Records supplied:

_ _ _ _ _ _ _

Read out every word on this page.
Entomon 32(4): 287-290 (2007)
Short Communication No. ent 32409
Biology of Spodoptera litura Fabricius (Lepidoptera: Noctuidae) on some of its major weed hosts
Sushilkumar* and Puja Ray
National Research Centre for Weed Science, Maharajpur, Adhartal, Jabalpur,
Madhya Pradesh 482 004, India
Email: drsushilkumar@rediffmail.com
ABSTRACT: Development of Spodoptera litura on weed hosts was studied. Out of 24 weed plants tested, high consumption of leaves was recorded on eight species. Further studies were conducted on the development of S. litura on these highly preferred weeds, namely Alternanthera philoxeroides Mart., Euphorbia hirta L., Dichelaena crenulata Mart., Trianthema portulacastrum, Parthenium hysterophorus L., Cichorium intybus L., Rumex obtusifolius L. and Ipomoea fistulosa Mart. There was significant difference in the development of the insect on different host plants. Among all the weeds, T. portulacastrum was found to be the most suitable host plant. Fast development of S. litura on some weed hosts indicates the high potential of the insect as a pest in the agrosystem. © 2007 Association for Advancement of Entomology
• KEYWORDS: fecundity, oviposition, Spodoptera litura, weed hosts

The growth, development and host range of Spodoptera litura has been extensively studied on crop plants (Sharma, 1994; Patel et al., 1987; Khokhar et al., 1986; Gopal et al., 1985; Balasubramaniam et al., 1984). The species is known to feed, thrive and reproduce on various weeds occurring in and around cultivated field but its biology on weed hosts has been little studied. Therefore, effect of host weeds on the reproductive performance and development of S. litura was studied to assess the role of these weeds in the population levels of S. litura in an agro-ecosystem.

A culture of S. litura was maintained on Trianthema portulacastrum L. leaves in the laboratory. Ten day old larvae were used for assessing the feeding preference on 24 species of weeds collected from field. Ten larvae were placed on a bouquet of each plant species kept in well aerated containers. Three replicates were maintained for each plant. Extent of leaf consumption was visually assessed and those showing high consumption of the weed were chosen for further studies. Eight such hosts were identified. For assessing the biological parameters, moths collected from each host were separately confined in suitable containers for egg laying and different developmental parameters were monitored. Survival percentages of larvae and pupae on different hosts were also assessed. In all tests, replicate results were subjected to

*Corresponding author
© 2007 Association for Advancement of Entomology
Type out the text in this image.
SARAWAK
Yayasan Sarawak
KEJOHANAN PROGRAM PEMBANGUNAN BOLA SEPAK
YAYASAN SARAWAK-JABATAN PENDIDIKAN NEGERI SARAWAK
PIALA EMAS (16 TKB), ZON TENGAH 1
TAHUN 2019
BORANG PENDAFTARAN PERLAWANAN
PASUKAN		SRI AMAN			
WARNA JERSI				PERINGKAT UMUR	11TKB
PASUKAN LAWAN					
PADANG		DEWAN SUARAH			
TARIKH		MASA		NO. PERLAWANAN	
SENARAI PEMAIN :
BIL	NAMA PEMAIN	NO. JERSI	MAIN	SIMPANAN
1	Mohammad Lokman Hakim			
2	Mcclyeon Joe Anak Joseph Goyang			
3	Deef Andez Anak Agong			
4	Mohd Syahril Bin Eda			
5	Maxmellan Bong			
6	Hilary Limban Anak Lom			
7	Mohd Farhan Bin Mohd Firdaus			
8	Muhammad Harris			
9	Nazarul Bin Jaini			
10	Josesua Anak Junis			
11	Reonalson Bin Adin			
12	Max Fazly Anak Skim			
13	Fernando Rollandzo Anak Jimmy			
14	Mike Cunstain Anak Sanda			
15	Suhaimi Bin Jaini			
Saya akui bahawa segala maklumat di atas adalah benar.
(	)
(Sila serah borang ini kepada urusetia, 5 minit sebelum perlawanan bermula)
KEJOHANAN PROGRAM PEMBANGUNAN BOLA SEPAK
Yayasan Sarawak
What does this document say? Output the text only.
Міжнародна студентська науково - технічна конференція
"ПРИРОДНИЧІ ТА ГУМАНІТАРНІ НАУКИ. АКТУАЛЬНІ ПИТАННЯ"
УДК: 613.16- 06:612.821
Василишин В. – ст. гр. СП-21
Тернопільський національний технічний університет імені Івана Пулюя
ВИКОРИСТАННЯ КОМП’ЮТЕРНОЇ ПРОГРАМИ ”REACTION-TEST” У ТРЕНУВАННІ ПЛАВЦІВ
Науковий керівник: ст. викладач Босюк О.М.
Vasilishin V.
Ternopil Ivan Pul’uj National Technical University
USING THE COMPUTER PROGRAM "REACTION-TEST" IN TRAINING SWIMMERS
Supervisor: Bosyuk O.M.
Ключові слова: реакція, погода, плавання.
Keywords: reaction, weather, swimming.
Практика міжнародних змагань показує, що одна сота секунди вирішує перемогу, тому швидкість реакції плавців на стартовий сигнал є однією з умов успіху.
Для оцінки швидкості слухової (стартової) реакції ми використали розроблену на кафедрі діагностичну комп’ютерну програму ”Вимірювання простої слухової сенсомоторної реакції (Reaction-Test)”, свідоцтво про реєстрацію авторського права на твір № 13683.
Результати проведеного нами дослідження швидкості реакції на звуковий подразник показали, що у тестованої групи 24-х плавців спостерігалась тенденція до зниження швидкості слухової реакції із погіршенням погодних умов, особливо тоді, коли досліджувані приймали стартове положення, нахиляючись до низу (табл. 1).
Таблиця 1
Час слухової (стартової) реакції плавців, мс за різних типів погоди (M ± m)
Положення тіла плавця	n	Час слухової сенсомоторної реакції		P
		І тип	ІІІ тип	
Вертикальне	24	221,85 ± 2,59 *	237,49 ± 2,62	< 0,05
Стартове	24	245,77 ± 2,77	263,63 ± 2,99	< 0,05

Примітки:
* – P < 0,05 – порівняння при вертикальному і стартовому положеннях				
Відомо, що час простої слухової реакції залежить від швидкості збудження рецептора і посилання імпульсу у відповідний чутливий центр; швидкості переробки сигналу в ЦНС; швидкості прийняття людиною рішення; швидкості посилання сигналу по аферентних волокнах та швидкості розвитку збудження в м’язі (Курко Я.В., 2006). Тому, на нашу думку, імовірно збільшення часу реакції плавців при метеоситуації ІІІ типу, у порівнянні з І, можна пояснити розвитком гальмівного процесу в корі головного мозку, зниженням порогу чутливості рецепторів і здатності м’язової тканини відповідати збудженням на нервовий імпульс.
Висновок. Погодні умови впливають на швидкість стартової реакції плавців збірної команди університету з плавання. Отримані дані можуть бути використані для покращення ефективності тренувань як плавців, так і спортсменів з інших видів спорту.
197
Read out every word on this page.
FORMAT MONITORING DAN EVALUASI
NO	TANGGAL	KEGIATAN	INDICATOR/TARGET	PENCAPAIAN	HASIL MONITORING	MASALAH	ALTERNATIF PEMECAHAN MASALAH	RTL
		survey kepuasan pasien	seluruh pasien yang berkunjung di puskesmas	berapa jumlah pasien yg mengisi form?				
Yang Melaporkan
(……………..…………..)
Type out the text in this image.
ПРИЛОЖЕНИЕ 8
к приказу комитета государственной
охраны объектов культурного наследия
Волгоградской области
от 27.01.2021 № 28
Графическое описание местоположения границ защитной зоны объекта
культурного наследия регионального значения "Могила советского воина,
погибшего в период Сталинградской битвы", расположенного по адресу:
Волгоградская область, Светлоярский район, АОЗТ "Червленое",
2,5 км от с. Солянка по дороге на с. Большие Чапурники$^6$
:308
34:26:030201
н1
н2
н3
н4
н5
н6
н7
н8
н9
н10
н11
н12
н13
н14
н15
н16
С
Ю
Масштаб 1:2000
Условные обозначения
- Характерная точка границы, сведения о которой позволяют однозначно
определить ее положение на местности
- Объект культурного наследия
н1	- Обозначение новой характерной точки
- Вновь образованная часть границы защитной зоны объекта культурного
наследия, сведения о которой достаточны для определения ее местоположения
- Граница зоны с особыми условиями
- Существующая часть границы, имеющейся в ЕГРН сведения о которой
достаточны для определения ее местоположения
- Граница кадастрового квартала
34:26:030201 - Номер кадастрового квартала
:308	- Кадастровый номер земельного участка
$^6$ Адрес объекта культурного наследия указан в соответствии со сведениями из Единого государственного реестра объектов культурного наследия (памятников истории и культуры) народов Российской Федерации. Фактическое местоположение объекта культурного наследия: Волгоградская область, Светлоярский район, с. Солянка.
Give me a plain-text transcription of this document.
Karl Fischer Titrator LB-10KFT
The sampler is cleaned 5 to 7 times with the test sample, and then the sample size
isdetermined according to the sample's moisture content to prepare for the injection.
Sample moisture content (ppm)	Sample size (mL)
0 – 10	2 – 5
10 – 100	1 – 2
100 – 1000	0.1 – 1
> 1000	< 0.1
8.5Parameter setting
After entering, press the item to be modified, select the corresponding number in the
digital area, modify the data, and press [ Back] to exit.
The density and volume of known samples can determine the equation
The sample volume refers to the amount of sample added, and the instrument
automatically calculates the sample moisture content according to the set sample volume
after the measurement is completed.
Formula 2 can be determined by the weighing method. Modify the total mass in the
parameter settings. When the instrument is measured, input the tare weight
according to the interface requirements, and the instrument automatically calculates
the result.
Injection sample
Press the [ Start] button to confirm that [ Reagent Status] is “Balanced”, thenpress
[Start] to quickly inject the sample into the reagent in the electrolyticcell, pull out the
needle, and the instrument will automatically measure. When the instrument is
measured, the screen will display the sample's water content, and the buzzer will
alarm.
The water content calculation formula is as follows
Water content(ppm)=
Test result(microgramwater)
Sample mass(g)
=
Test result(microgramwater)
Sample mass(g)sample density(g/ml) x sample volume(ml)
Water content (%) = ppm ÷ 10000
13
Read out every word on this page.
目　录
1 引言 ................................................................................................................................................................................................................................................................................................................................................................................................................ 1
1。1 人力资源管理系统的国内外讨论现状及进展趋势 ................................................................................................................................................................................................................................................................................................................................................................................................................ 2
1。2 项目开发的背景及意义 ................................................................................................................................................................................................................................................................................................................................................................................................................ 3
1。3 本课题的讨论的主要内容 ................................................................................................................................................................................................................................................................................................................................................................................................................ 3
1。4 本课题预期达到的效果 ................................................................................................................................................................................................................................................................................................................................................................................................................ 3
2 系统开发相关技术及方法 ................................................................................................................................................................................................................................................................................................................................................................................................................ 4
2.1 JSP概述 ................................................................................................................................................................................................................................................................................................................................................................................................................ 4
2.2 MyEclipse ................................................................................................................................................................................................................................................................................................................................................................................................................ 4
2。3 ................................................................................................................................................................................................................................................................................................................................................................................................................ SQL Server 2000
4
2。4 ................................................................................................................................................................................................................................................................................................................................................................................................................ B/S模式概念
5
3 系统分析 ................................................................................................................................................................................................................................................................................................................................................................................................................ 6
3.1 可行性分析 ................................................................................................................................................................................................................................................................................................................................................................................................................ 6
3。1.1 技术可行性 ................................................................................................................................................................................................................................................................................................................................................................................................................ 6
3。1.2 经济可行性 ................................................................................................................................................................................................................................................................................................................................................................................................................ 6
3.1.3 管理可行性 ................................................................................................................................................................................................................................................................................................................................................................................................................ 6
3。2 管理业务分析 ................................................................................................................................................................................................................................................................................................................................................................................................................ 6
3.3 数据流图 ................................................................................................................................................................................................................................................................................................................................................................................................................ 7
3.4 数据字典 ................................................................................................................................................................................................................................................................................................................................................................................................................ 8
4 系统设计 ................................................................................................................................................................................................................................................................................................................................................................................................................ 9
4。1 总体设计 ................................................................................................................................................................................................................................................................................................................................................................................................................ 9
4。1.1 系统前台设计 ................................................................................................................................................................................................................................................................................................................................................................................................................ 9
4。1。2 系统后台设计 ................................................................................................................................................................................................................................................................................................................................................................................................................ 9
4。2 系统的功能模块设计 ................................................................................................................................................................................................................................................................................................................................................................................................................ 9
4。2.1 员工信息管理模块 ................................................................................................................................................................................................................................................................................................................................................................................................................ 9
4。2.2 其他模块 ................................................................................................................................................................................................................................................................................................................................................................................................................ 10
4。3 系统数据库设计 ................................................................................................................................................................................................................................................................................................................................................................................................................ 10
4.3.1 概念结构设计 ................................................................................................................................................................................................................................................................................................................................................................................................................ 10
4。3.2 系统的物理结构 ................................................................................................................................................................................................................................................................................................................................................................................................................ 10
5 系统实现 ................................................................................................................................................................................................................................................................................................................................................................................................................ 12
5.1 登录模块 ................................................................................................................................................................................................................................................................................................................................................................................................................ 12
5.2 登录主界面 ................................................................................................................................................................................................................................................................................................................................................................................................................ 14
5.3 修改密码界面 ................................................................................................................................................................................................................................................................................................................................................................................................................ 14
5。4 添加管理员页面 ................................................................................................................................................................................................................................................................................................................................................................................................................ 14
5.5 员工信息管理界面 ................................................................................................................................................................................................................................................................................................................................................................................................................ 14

_ _ _ _ _ _ _

What is needed: From the listing above, copy every line that includes the word "size".

Answer to this exercise:
The sampler is cleaned 5 to 7 times with the test sample, and then the sample size
Sample moisture content (ppm)	Sample size (mL)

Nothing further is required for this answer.